## BEGIN
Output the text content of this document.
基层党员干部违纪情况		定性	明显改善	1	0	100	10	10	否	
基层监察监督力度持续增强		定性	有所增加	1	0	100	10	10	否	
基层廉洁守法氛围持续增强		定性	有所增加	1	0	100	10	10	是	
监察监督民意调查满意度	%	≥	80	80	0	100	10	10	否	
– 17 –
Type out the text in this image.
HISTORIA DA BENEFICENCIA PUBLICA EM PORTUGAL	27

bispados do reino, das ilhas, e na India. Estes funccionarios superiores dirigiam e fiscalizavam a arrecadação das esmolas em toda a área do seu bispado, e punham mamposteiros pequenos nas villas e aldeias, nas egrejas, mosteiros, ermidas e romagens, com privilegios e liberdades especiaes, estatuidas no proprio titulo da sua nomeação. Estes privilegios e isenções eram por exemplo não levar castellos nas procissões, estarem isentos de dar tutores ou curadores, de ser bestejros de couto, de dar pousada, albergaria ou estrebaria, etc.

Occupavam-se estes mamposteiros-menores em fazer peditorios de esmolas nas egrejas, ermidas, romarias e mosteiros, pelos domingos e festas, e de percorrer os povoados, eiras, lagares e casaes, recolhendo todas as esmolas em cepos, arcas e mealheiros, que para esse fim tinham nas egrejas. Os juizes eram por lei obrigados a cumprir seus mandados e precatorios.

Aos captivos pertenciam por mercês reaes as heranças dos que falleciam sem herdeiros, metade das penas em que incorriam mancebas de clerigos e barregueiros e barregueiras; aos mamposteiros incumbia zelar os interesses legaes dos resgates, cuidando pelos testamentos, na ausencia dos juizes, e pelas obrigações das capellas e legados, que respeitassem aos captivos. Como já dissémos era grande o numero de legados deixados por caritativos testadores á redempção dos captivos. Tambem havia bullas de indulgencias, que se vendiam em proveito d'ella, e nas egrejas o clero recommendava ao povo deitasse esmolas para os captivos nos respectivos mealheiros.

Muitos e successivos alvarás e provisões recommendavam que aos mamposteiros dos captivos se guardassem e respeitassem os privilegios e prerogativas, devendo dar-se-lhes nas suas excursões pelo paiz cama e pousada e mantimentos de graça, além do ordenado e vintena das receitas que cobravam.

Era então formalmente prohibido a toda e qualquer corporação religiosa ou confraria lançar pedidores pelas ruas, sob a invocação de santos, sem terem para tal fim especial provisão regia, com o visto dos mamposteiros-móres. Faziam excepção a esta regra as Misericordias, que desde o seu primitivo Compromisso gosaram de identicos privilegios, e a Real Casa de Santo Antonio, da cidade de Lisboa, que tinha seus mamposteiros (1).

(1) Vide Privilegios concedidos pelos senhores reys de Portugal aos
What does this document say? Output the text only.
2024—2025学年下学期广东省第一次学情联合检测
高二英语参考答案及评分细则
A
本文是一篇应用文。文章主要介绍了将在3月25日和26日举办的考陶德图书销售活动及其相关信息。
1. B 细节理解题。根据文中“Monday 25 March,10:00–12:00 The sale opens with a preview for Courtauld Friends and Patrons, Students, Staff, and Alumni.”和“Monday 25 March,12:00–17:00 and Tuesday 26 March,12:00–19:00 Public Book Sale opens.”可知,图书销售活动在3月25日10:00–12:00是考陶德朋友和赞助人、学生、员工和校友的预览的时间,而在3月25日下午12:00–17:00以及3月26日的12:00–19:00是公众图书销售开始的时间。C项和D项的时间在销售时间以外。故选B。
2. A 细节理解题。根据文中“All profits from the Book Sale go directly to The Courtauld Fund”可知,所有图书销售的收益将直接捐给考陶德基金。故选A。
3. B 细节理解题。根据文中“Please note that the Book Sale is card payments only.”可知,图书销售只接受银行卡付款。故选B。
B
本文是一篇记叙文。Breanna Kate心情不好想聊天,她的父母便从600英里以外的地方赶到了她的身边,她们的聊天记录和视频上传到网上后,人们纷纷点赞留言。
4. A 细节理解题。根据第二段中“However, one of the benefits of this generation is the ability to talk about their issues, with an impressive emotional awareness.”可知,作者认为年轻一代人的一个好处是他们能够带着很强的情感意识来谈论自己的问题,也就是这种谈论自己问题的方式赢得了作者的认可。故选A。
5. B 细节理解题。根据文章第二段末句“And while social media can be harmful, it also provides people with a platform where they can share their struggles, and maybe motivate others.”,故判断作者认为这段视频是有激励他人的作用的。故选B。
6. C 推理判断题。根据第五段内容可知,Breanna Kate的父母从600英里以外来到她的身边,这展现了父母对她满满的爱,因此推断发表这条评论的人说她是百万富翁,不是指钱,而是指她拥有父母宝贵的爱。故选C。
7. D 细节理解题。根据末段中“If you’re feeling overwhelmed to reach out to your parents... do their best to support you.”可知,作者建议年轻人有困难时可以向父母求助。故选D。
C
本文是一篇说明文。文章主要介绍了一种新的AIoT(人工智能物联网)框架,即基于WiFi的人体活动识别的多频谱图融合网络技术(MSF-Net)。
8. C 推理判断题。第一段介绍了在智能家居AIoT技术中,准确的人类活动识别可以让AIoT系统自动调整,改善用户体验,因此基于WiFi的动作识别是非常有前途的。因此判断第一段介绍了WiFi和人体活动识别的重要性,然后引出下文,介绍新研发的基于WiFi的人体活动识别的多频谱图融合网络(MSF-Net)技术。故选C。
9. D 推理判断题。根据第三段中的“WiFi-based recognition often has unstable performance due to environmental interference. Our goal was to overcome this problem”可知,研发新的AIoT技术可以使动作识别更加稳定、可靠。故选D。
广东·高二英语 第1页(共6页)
## END
What is needed: Your task is to quote the listing above word for word.

Expected answer:
Output the text content of this document.
基层党员干部违纪情况		定性	明显改善	1	0	100	10	10	否	
基层监察监督力度持续增强		定性	有所增加	1	0	100	10	10	否	
基层廉洁守法氛围持续增强		定性	有所增加	1	0	100	10	10	是	
监察监督民意调查满意度	%	≥	80	80	0	100	10	10	否	
– 17 –
Type out the text in this image.
HISTORIA DA BENEFICENCIA PUBLICA EM PORTUGAL	27

bispados do reino, das ilhas, e na India. Estes funccionarios superiores dirigiam e fiscalizavam a arrecadação das esmolas em toda a área do seu bispado, e punham mamposteiros pequenos nas villas e aldeias, nas egrejas, mosteiros, ermidas e romagens, com privilegios e liberdades especiaes, estatuidas no proprio titulo da sua nomeação. Estes privilegios e isenções eram por exemplo não levar castellos nas procissões, estarem isentos de dar tutores ou curadores, de ser bestejros de couto, de dar pousada, albergaria ou estrebaria, etc.

Occupavam-se estes mamposteiros-menores em fazer peditorios de esmolas nas egrejas, ermidas, romarias e mosteiros, pelos domingos e festas, e de percorrer os povoados, eiras, lagares e casaes, recolhendo todas as esmolas em cepos, arcas e mealheiros, que para esse fim tinham nas egrejas. Os juizes eram por lei obrigados a cumprir seus mandados e precatorios.

Aos captivos pertenciam por mercês reaes as heranças dos que falleciam sem herdeiros, metade das penas em que incorriam mancebas de clerigos e barregueiros e barregueiras; aos mamposteiros incumbia zelar os interesses legaes dos resgates, cuidando pelos testamentos, na ausencia dos juizes, e pelas obrigações das capellas e legados, que respeitassem aos captivos. Como já dissémos era grande o numero de legados deixados por caritativos testadores á redempção dos captivos. Tambem havia bullas de indulgencias, que se vendiam em proveito d'ella, e nas egrejas o clero recommendava ao povo deitasse esmolas para os captivos nos respectivos mealheiros.

Muitos e successivos alvarás e provisões recommendavam que aos mamposteiros dos captivos se guardassem e respeitassem os privilegios e prerogativas, devendo dar-se-lhes nas suas excursões pelo paiz cama e pousada e mantimentos de graça, além do ordenado e vintena das receitas que cobravam.

Era então formalmente prohibido a toda e qualquer corporação religiosa ou confraria lançar pedidores pelas ruas, sob a invocação de santos, sem terem para tal fim especial provisão regia, com o visto dos mamposteiros-móres. Faziam excepção a esta regra as Misericordias, que desde o seu primitivo Compromisso gosaram de identicos privilegios, e a Real Casa de Santo Antonio, da cidade de Lisboa, que tinha seus mamposteiros (1).

(1) Vide Privilegios concedidos pelos senhores reys de Portugal aos
What does this document say? Output the text only.
2024—2025学年下学期广东省第一次学情联合检测
高二英语参考答案及评分细则
A
本文是一篇应用文。文章主要介绍了将在3月25日和26日举办的考陶德图书销售活动及其相关信息。
1. B 细节理解题。根据文中“Monday 25 March,10:00–12:00 The sale opens with a preview for Courtauld Friends and Patrons, Students, Staff, and Alumni.”和“Monday 25 March,12:00–17:00 and Tuesday 26 March,12:00–19:00 Public Book Sale opens.”可知,图书销售活动在3月25日10:00–12:00是考陶德朋友和赞助人、学生、员工和校友的预览的时间,而在3月25日下午12:00–17:00以及3月26日的12:00–19:00是公众图书销售开始的时间。C项和D项的时间在销售时间以外。故选B。
2. A 细节理解题。根据文中“All profits from the Book Sale go directly to The Courtauld Fund”可知,所有图书销售的收益将直接捐给考陶德基金。故选A。
3. B 细节理解题。根据文中“Please note that the Book Sale is card payments only.”可知,图书销售只接受银行卡付款。故选B。
B
本文是一篇记叙文。Breanna Kate心情不好想聊天,她的父母便从600英里以外的地方赶到了她的身边,她们的聊天记录和视频上传到网上后,人们纷纷点赞留言。
4. A 细节理解题。根据第二段中“However, one of the benefits of this generation is the ability to talk about their issues, with an impressive emotional awareness.”可知,作者认为年轻一代人的一个好处是他们能够带着很强的情感意识来谈论自己的问题,也就是这种谈论自己问题的方式赢得了作者的认可。故选A。
5. B 细节理解题。根据文章第二段末句“And while social media can be harmful, it also provides people with a platform where they can share their struggles, and maybe motivate others.”,故判断作者认为这段视频是有激励他人的作用的。故选B。
6. C 推理判断题。根据第五段内容可知,Breanna Kate的父母从600英里以外来到她的身边,这展现了父母对她满满的爱,因此推断发表这条评论的人说她是百万富翁,不是指钱,而是指她拥有父母宝贵的爱。故选C。
7. D 细节理解题。根据末段中“If you’re feeling overwhelmed to reach out to your parents... do their best to support you.”可知,作者建议年轻人有困难时可以向父母求助。故选D。
C
本文是一篇说明文。文章主要介绍了一种新的AIoT(人工智能物联网)框架,即基于WiFi的人体活动识别的多频谱图融合网络技术(MSF-Net)。
8. C 推理判断题。第一段介绍了在智能家居AIoT技术中,准确的人类活动识别可以让AIoT系统自动调整,改善用户体验,因此基于WiFi的动作识别是非常有前途的。因此判断第一段介绍了WiFi和人体活动识别的重要性,然后引出下文,介绍新研发的基于WiFi的人体活动识别的多频谱图融合网络(MSF-Net)技术。故选C。
9. D 推理判断题。根据第三段中的“WiFi-based recognition often has unstable performance due to environmental interference. Our goal was to overcome this problem”可知,研发新的AIoT技术可以使动作识别更加稳定、可靠。故选D。
广东·高二英语 第1页(共6页)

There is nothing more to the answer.